┌─ Dataset rows

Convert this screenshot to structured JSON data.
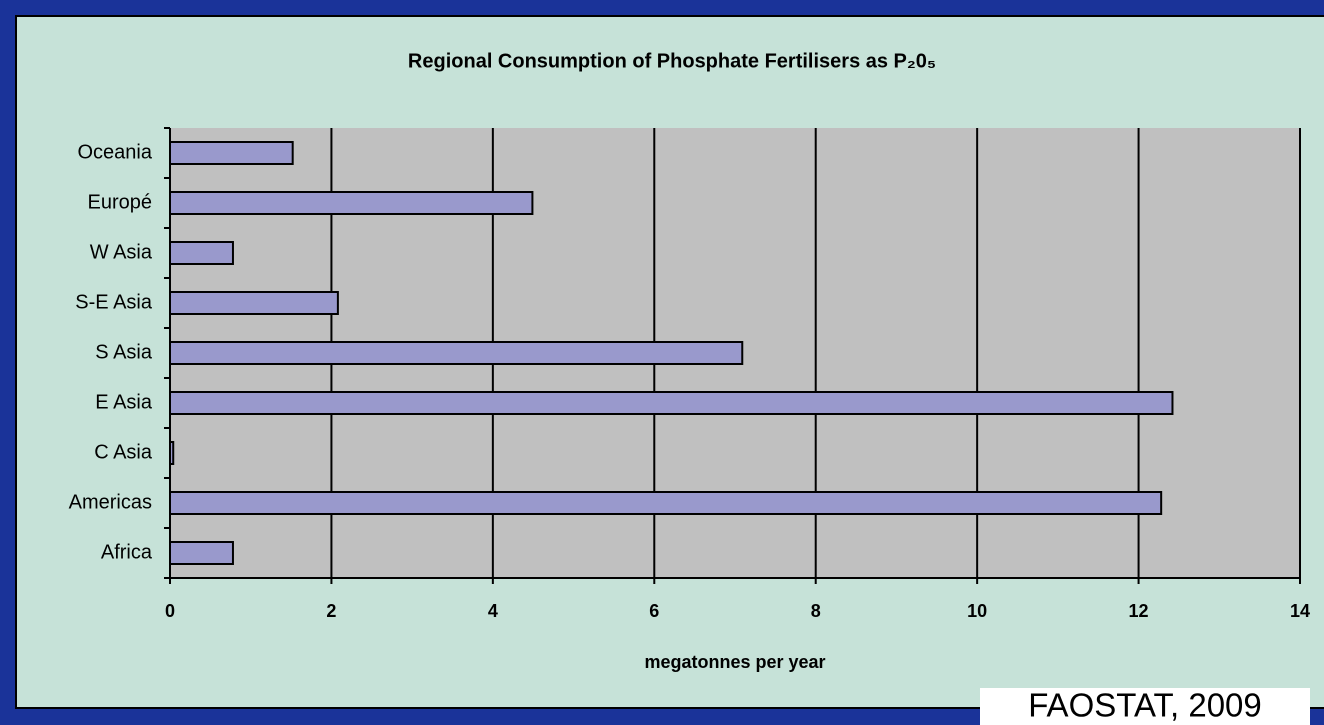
{
  "chart_data": {
    "type": "barh",
    "title": "Regional Consumption of Phosphate Fertilisers as P₂0₅",
    "categories": [
      "Oceania",
      "Europé",
      "W Asia",
      "S-E Asia",
      "S Asia",
      "E Asia",
      "C Asia",
      "Americas",
      "Africa"
    ],
    "values": [
      1.52,
      4.49,
      0.78,
      2.08,
      7.09,
      12.42,
      0.04,
      12.28,
      0.78
    ],
    "color": "#9999cc",
    "xlim": [
      0,
      14
    ],
    "xticks": [
      0,
      2,
      4,
      6,
      8,
      10,
      12,
      14
    ],
    "xlabel": "megatonnes per year",
    "grid": true,
    "source": "FAOSTAT, 2009"
  }
}
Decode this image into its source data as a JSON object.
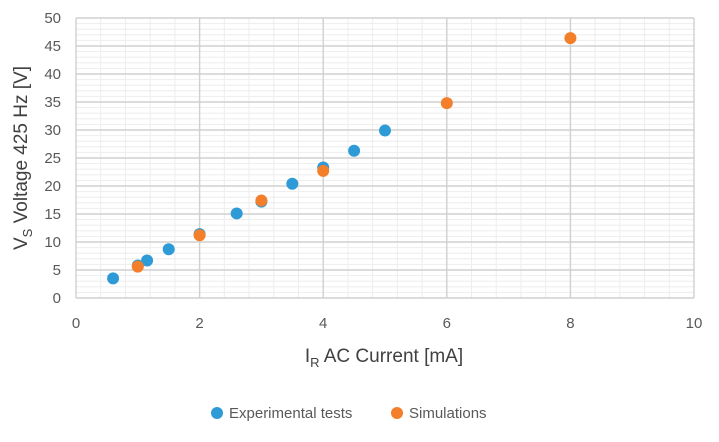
{
  "chart_data": {
    "type": "scatter",
    "xlabel_main": "I",
    "xlabel_sub": "R",
    "xlabel_rest": " AC Current [mA]",
    "ylabel_main": "V",
    "ylabel_sub": "S",
    "ylabel_rest": " Voltage 425 Hz [V]",
    "xlim": [
      0,
      10
    ],
    "ylim": [
      0,
      50
    ],
    "x_ticks": [
      0,
      2,
      4,
      6,
      8,
      10
    ],
    "y_ticks": [
      0,
      5,
      10,
      15,
      20,
      25,
      30,
      35,
      40,
      45,
      50
    ],
    "grid": true,
    "legend_position": "bottom",
    "series": [
      {
        "name": "Experimental tests",
        "color": "#2E9BD6",
        "points": [
          {
            "x": 0.6,
            "y": 3.5
          },
          {
            "x": 1.0,
            "y": 5.8
          },
          {
            "x": 1.15,
            "y": 6.7
          },
          {
            "x": 1.5,
            "y": 8.7
          },
          {
            "x": 2.0,
            "y": 11.4
          },
          {
            "x": 2.6,
            "y": 15.1
          },
          {
            "x": 3.0,
            "y": 17.2
          },
          {
            "x": 3.5,
            "y": 20.4
          },
          {
            "x": 4.0,
            "y": 23.3
          },
          {
            "x": 4.5,
            "y": 26.3
          },
          {
            "x": 5.0,
            "y": 29.9
          }
        ]
      },
      {
        "name": "Simulations",
        "color": "#F37F2A",
        "points": [
          {
            "x": 1.0,
            "y": 5.6
          },
          {
            "x": 2.0,
            "y": 11.2
          },
          {
            "x": 3.0,
            "y": 17.4
          },
          {
            "x": 4.0,
            "y": 22.7
          },
          {
            "x": 6.0,
            "y": 34.8
          },
          {
            "x": 8.0,
            "y": 46.4
          }
        ]
      }
    ]
  }
}
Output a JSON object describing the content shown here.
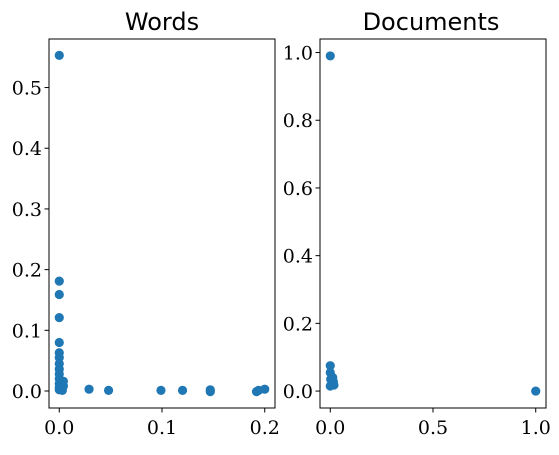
{
  "chart_data": [
    {
      "type": "scatter",
      "title": "Words",
      "color": "#1f77b4",
      "xlim": [
        -0.01,
        0.21
      ],
      "ylim": [
        -0.028,
        0.58
      ],
      "xticks": [
        0.0,
        0.1,
        0.2
      ],
      "xtick_labels": [
        "0.0",
        "0.1",
        "0.2"
      ],
      "yticks": [
        0.0,
        0.1,
        0.2,
        0.3,
        0.4,
        0.5
      ],
      "ytick_labels": [
        "0.0",
        "0.1",
        "0.2",
        "0.3",
        "0.4",
        "0.5"
      ],
      "points": [
        {
          "x": 0.0,
          "y": 0.553
        },
        {
          "x": 0.0,
          "y": 0.181
        },
        {
          "x": 0.0,
          "y": 0.159
        },
        {
          "x": 0.0,
          "y": 0.121
        },
        {
          "x": 0.0,
          "y": 0.08
        },
        {
          "x": 0.0,
          "y": 0.063
        },
        {
          "x": 0.0,
          "y": 0.055
        },
        {
          "x": 0.0,
          "y": 0.045
        },
        {
          "x": 0.0,
          "y": 0.036
        },
        {
          "x": 0.0,
          "y": 0.028
        },
        {
          "x": 0.0,
          "y": 0.02
        },
        {
          "x": 0.0,
          "y": 0.012
        },
        {
          "x": 0.0,
          "y": 0.006
        },
        {
          "x": 0.0,
          "y": 0.002
        },
        {
          "x": 0.002,
          "y": 0.004
        },
        {
          "x": 0.003,
          "y": 0.012
        },
        {
          "x": 0.004,
          "y": 0.016
        },
        {
          "x": 0.004,
          "y": 0.008
        },
        {
          "x": 0.003,
          "y": 0.001
        },
        {
          "x": 0.029,
          "y": 0.003
        },
        {
          "x": 0.048,
          "y": 0.001
        },
        {
          "x": 0.099,
          "y": 0.001
        },
        {
          "x": 0.12,
          "y": 0.001
        },
        {
          "x": 0.147,
          "y": 0.002
        },
        {
          "x": 0.147,
          "y": -0.001
        },
        {
          "x": 0.192,
          "y": -0.001
        },
        {
          "x": 0.194,
          "y": 0.001
        },
        {
          "x": 0.2,
          "y": 0.003
        }
      ]
    },
    {
      "type": "scatter",
      "title": "Documents",
      "color": "#1f77b4",
      "xlim": [
        -0.05,
        1.05
      ],
      "ylim": [
        -0.05,
        1.04
      ],
      "xticks": [
        0.0,
        0.5,
        1.0
      ],
      "xtick_labels": [
        "0.0",
        "0.5",
        "1.0"
      ],
      "yticks": [
        0.0,
        0.2,
        0.4,
        0.6,
        0.8,
        1.0
      ],
      "ytick_labels": [
        "0.0",
        "0.2",
        "0.4",
        "0.6",
        "0.8",
        "1.0"
      ],
      "points": [
        {
          "x": 0.0,
          "y": 0.99
        },
        {
          "x": 0.0,
          "y": 0.075
        },
        {
          "x": 0.0,
          "y": 0.055
        },
        {
          "x": 0.002,
          "y": 0.035
        },
        {
          "x": 0.008,
          "y": 0.022
        },
        {
          "x": 0.012,
          "y": 0.04
        },
        {
          "x": 0.015,
          "y": 0.028
        },
        {
          "x": 0.018,
          "y": 0.018
        },
        {
          "x": 0.0,
          "y": 0.015
        },
        {
          "x": 1.0,
          "y": 0.0
        }
      ]
    }
  ]
}
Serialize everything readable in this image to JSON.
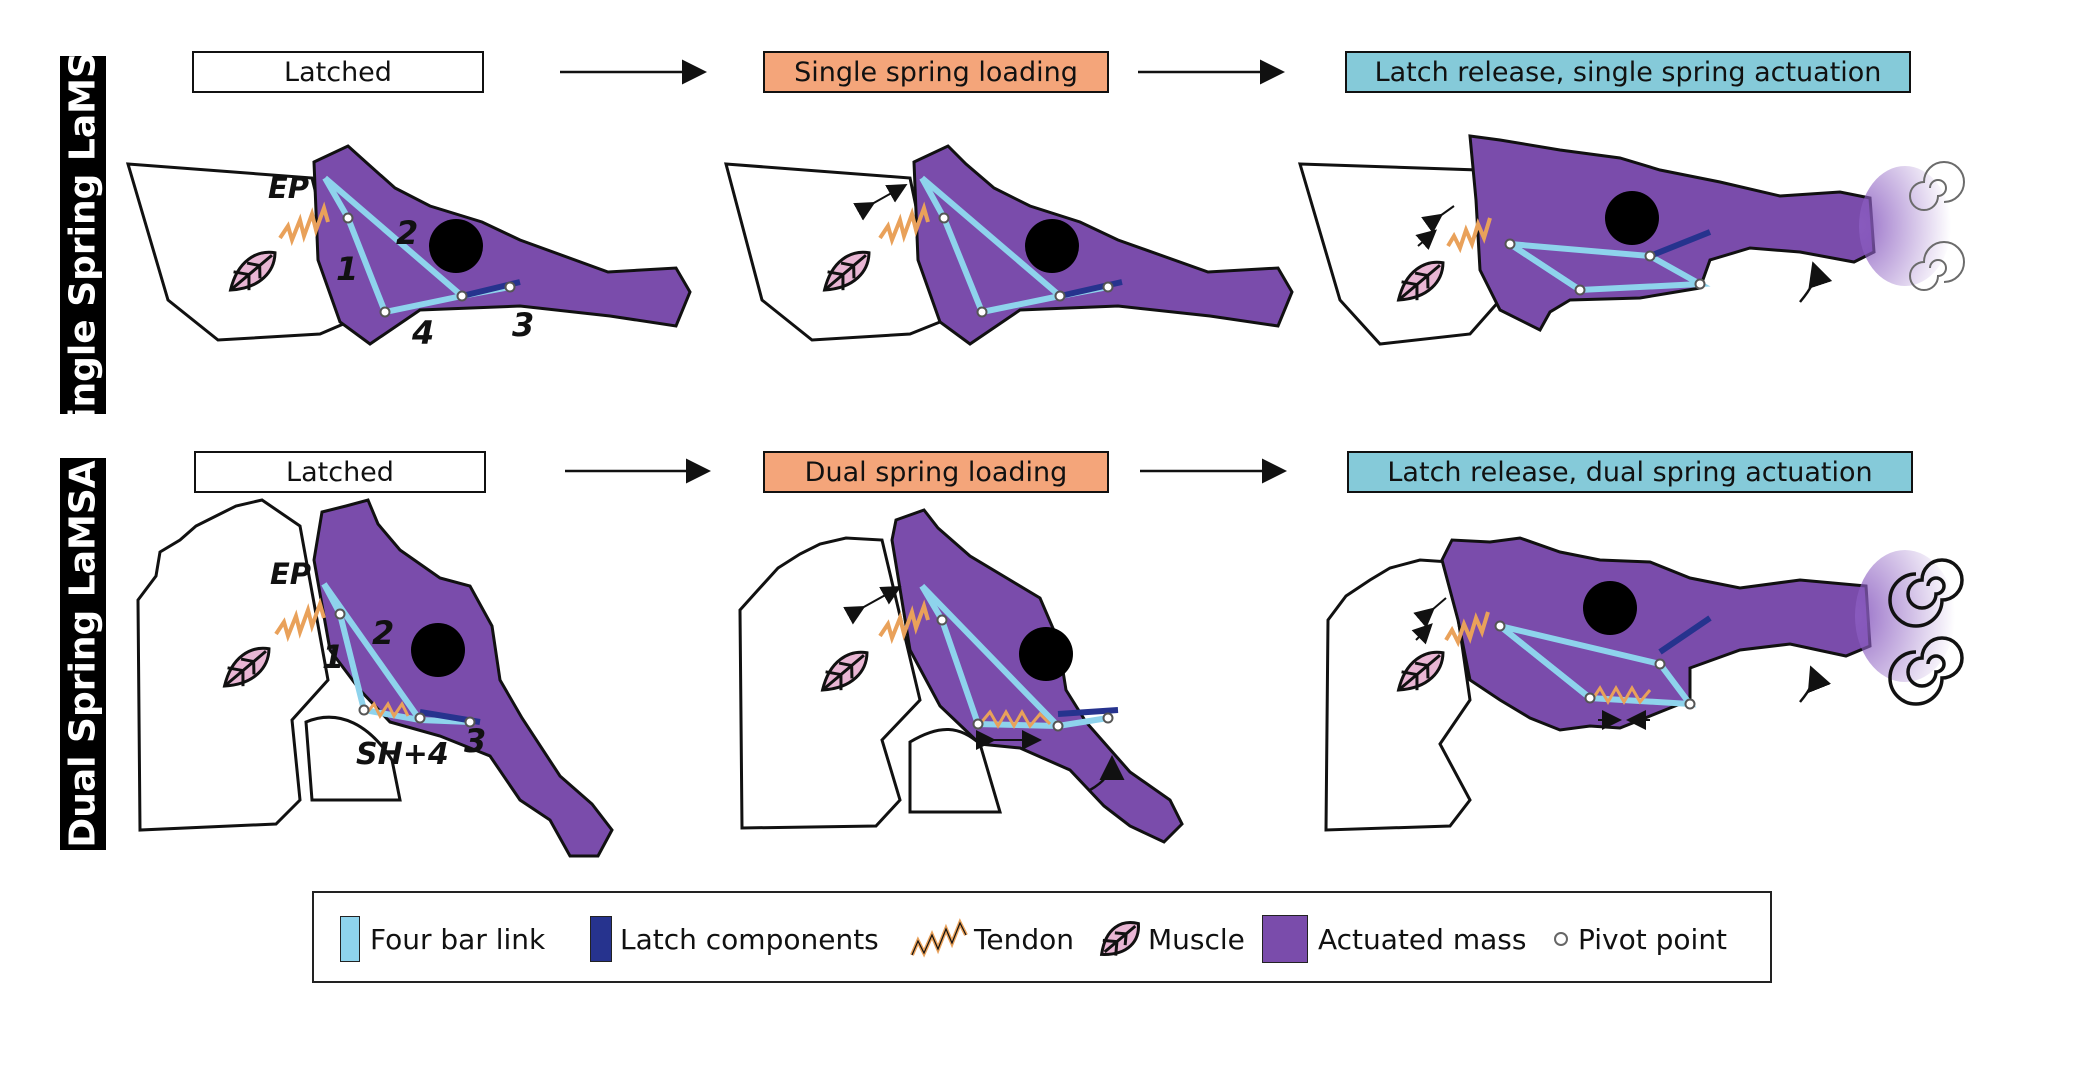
{
  "row_labels": {
    "single": "Single Spring LaMSA",
    "dual": "Dual Spring LaMSA"
  },
  "stages": {
    "single": [
      "Latched",
      "Single spring loading",
      "Latch release, single spring actuation"
    ],
    "dual": [
      "Latched",
      "Dual spring loading",
      "Latch release, dual spring actuation"
    ]
  },
  "part_labels": {
    "ep": "EP",
    "one": "1",
    "two": "2",
    "three": "3",
    "four": "4",
    "sh4": "SH+4"
  },
  "legend": [
    {
      "label": "Four bar link",
      "icon": "four-bar-link-swatch"
    },
    {
      "label": "Latch components",
      "icon": "latch-swatch"
    },
    {
      "label": "Tendon",
      "icon": "tendon-zigzag-icon"
    },
    {
      "label": "Muscle",
      "icon": "muscle-icon"
    },
    {
      "label": "Actuated mass",
      "icon": "actuated-mass-swatch"
    },
    {
      "label": "Pivot point",
      "icon": "pivot-circle-icon"
    }
  ],
  "colors": {
    "four_bar_link": "#8ed3ec",
    "latch": "#26338e",
    "tendon": "#e9a15a",
    "muscle": "#e9b6d4",
    "actuated_mass": "#7a4cab",
    "stage_loading": "#f4a57a",
    "stage_release": "#85cad9",
    "row_label_bg": "#000000"
  }
}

└─

Exercise brief:
Write out again every line above exactly as given; the pictures do not belong in the copy.

Answer to the task:
Convert this screenshot to structured JSON data.
{
  "chart_data": {
    "type": "barh",
    "title": "Regional Consumption of Phosphate Fertilisers as P₂0₅",
    "categories": [
      "Oceania",
      "Europé",
      "W Asia",
      "S-E Asia",
      "S Asia",
      "E Asia",
      "C Asia",
      "Americas",
      "Africa"
    ],
    "values": [
      1.52,
      4.49,
      0.78,
      2.08,
      7.09,
      12.42,
      0.04,
      12.28,
      0.78
    ],
    "color": "#9999cc",
    "xlim": [
      0,
      14
    ],
    "xticks": [
      0,
      2,
      4,
      6,
      8,
      10,
      12,
      14
    ],
    "xlabel": "megatonnes per year",
    "grid": true,
    "source": "FAOSTAT, 2009"
  }
}
Decode this image into its source data as a JSON object.
{
  "chart_data": {
    "type": "scatter",
    "xlabel_main": "I",
    "xlabel_sub": "R",
    "xlabel_rest": " AC Current [mA]",
    "ylabel_main": "V",
    "ylabel_sub": "S",
    "ylabel_rest": " Voltage 425 Hz [V]",
    "xlim": [
      0,
      10
    ],
    "ylim": [
      0,
      50
    ],
    "x_ticks": [
      0,
      2,
      4,
      6,
      8,
      10
    ],
    "y_ticks": [
      0,
      5,
      10,
      15,
      20,
      25,
      30,
      35,
      40,
      45,
      50
    ],
    "grid": true,
    "legend_position": "bottom",
    "series": [
      {
        "name": "Experimental tests",
        "color": "#2E9BD6",
        "points": [
          {
            "x": 0.6,
            "y": 3.5
          },
          {
            "x": 1.0,
            "y": 5.8
          },
          {
            "x": 1.15,
            "y": 6.7
          },
          {
            "x": 1.5,
            "y": 8.7
          },
          {
            "x": 2.0,
            "y": 11.4
          },
          {
            "x": 2.6,
            "y": 15.1
          },
          {
            "x": 3.0,
            "y": 17.2
          },
          {
            "x": 3.5,
            "y": 20.4
          },
          {
            "x": 4.0,
            "y": 23.3
          },
          {
            "x": 4.5,
            "y": 26.3
          },
          {
            "x": 5.0,
            "y": 29.9
          }
        ]
      },
      {
        "name": "Simulations",
        "color": "#F37F2A",
        "points": [
          {
            "x": 1.0,
            "y": 5.6
          },
          {
            "x": 2.0,
            "y": 11.2
          },
          {
            "x": 3.0,
            "y": 17.4
          },
          {
            "x": 4.0,
            "y": 22.7
          },
          {
            "x": 6.0,
            "y": 34.8
          },
          {
            "x": 8.0,
            "y": 46.4
          }
        ]
      }
    ]
  }
}
Output a JSON object describing the content shown here.
{
  "chart_data": [
    {
      "type": "scatter",
      "title": "Words",
      "color": "#1f77b4",
      "xlim": [
        -0.01,
        0.21
      ],
      "ylim": [
        -0.028,
        0.58
      ],
      "xticks": [
        0.0,
        0.1,
        0.2
      ],
      "xtick_labels": [
        "0.0",
        "0.1",
        "0.2"
      ],
      "yticks": [
        0.0,
        0.1,
        0.2,
        0.3,
        0.4,
        0.5
      ],
      "ytick_labels": [
        "0.0",
        "0.1",
        "0.2",
        "0.3",
        "0.4",
        "0.5"
      ],
      "points": [
        {
          "x": 0.0,
          "y": 0.553
        },
        {
          "x": 0.0,
          "y": 0.181
        },
        {
          "x": 0.0,
          "y": 0.159
        },
        {
          "x": 0.0,
          "y": 0.121
        },
        {
          "x": 0.0,
          "y": 0.08
        },
        {
          "x": 0.0,
          "y": 0.063
        },
        {
          "x": 0.0,
          "y": 0.055
        },
        {
          "x": 0.0,
          "y": 0.045
        },
        {
          "x": 0.0,
          "y": 0.036
        },
        {
          "x": 0.0,
          "y": 0.028
        },
        {
          "x": 0.0,
          "y": 0.02
        },
        {
          "x": 0.0,
          "y": 0.012
        },
        {
          "x": 0.0,
          "y": 0.006
        },
        {
          "x": 0.0,
          "y": 0.002
        },
        {
          "x": 0.002,
          "y": 0.004
        },
        {
          "x": 0.003,
          "y": 0.012
        },
        {
          "x": 0.004,
          "y": 0.016
        },
        {
          "x": 0.004,
          "y": 0.008
        },
        {
          "x": 0.003,
          "y": 0.001
        },
        {
          "x": 0.029,
          "y": 0.003
        },
        {
          "x": 0.048,
          "y": 0.001
        },
        {
          "x": 0.099,
          "y": 0.001
        },
        {
          "x": 0.12,
          "y": 0.001
        },
        {
          "x": 0.147,
          "y": 0.002
        },
        {
          "x": 0.147,
          "y": -0.001
        },
        {
          "x": 0.192,
          "y": -0.001
        },
        {
          "x": 0.194,
          "y": 0.001
        },
        {
          "x": 0.2,
          "y": 0.003
        }
      ]
    },
    {
      "type": "scatter",
      "title": "Documents",
      "color": "#1f77b4",
      "xlim": [
        -0.05,
        1.05
      ],
      "ylim": [
        -0.05,
        1.04
      ],
      "xticks": [
        0.0,
        0.5,
        1.0
      ],
      "xtick_labels": [
        "0.0",
        "0.5",
        "1.0"
      ],
      "yticks": [
        0.0,
        0.2,
        0.4,
        0.6,
        0.8,
        1.0
      ],
      "ytick_labels": [
        "0.0",
        "0.2",
        "0.4",
        "0.6",
        "0.8",
        "1.0"
      ],
      "points": [
        {
          "x": 0.0,
          "y": 0.99
        },
        {
          "x": 0.0,
          "y": 0.075
        },
        {
          "x": 0.0,
          "y": 0.055
        },
        {
          "x": 0.002,
          "y": 0.035
        },
        {
          "x": 0.008,
          "y": 0.022
        },
        {
          "x": 0.012,
          "y": 0.04
        },
        {
          "x": 0.015,
          "y": 0.028
        },
        {
          "x": 0.018,
          "y": 0.018
        },
        {
          "x": 0.0,
          "y": 0.015
        },
        {
          "x": 1.0,
          "y": 0.0
        }
      ]
    }
  ]
}
Serialize everything readable in this image to JSON.
{
  "row_labels": {
    "single": "Single Spring LaMSA",
    "dual": "Dual Spring LaMSA"
  },
  "stages": {
    "single": [
      "Latched",
      "Single spring loading",
      "Latch release, single spring actuation"
    ],
    "dual": [
      "Latched",
      "Dual spring loading",
      "Latch release, dual spring actuation"
    ]
  },
  "part_labels": {
    "ep": "EP",
    "one": "1",
    "two": "2",
    "three": "3",
    "four": "4",
    "sh4": "SH+4"
  },
  "legend": [
    {
      "label": "Four bar link",
      "icon": "four-bar-link-swatch"
    },
    {
      "label": "Latch components",
      "icon": "latch-swatch"
    },
    {
      "label": "Tendon",
      "icon": "tendon-zigzag-icon"
    },
    {
      "label": "Muscle",
      "icon": "muscle-icon"
    },
    {
      "label": "Actuated mass",
      "icon": "actuated-mass-swatch"
    },
    {
      "label": "Pivot point",
      "icon": "pivot-circle-icon"
    }
  ],
  "colors": {
    "four_bar_link": "#8ed3ec",
    "latch": "#26338e",
    "tendon": "#e9a15a",
    "muscle": "#e9b6d4",
    "actuated_mass": "#7a4cab",
    "stage_loading": "#f4a57a",
    "stage_release": "#85cad9",
    "row_label_bg": "#000000"
  }
}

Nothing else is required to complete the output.